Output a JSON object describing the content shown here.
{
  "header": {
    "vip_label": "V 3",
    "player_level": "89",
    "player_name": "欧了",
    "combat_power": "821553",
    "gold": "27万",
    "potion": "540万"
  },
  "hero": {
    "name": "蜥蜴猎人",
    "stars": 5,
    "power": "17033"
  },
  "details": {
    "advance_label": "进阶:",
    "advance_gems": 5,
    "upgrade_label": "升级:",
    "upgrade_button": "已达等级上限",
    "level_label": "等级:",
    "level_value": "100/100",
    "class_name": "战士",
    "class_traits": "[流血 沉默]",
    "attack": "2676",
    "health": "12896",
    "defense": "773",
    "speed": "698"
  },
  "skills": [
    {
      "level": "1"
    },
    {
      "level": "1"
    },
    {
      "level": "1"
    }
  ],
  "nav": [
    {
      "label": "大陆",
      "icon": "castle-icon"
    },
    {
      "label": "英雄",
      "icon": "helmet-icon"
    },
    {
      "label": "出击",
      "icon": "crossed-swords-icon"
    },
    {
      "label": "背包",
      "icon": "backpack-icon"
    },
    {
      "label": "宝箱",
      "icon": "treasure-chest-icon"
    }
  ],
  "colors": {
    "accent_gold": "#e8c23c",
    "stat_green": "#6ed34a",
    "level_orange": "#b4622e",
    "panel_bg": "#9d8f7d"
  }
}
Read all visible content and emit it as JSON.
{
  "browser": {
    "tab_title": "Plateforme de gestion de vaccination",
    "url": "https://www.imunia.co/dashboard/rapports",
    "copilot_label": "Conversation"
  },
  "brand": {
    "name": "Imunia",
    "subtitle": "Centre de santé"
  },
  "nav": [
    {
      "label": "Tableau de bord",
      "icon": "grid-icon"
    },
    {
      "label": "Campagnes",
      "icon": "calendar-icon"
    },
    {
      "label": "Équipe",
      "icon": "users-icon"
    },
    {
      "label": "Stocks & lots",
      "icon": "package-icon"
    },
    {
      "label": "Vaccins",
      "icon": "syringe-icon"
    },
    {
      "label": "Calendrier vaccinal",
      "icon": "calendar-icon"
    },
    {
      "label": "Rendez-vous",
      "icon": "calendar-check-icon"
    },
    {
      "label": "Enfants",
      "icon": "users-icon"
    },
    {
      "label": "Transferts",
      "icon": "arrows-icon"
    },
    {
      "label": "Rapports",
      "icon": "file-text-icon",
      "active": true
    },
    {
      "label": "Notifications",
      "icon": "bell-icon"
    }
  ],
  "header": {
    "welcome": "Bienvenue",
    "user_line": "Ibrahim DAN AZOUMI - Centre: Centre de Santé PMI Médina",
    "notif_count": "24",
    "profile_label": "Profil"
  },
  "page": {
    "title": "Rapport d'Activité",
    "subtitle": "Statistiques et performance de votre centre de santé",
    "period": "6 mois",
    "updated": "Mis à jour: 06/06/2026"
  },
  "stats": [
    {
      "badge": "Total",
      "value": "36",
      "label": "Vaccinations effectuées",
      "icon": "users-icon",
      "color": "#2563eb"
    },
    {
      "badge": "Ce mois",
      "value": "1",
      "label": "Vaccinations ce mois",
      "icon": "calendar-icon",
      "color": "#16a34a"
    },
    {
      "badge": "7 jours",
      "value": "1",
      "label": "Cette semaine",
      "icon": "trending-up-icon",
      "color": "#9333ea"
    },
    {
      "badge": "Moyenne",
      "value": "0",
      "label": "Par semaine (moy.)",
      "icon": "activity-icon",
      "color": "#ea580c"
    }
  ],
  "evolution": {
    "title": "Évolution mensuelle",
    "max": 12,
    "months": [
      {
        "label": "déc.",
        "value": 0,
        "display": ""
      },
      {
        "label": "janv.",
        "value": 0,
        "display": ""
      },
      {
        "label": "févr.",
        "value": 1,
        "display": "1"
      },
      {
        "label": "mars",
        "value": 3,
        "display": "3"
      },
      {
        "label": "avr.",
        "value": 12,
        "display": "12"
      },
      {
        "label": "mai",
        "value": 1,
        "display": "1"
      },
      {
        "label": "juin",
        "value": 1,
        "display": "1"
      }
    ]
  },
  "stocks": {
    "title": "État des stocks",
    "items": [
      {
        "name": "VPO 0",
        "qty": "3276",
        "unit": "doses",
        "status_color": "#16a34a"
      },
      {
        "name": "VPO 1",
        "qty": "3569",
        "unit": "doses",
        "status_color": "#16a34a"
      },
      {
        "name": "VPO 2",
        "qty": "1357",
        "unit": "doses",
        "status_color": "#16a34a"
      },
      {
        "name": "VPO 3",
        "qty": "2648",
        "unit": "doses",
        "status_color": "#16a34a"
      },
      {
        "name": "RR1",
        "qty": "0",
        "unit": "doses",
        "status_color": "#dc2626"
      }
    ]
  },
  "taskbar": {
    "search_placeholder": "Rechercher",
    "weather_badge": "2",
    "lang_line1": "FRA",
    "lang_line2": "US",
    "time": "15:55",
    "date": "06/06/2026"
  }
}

◇ ◇ ◇

Directions for this task: Each line holding "Vaccinations" must be found and copied.

Answer to the task:
      "label": "Vaccinations effectuées",
      "label": "Vaccinations ce mois",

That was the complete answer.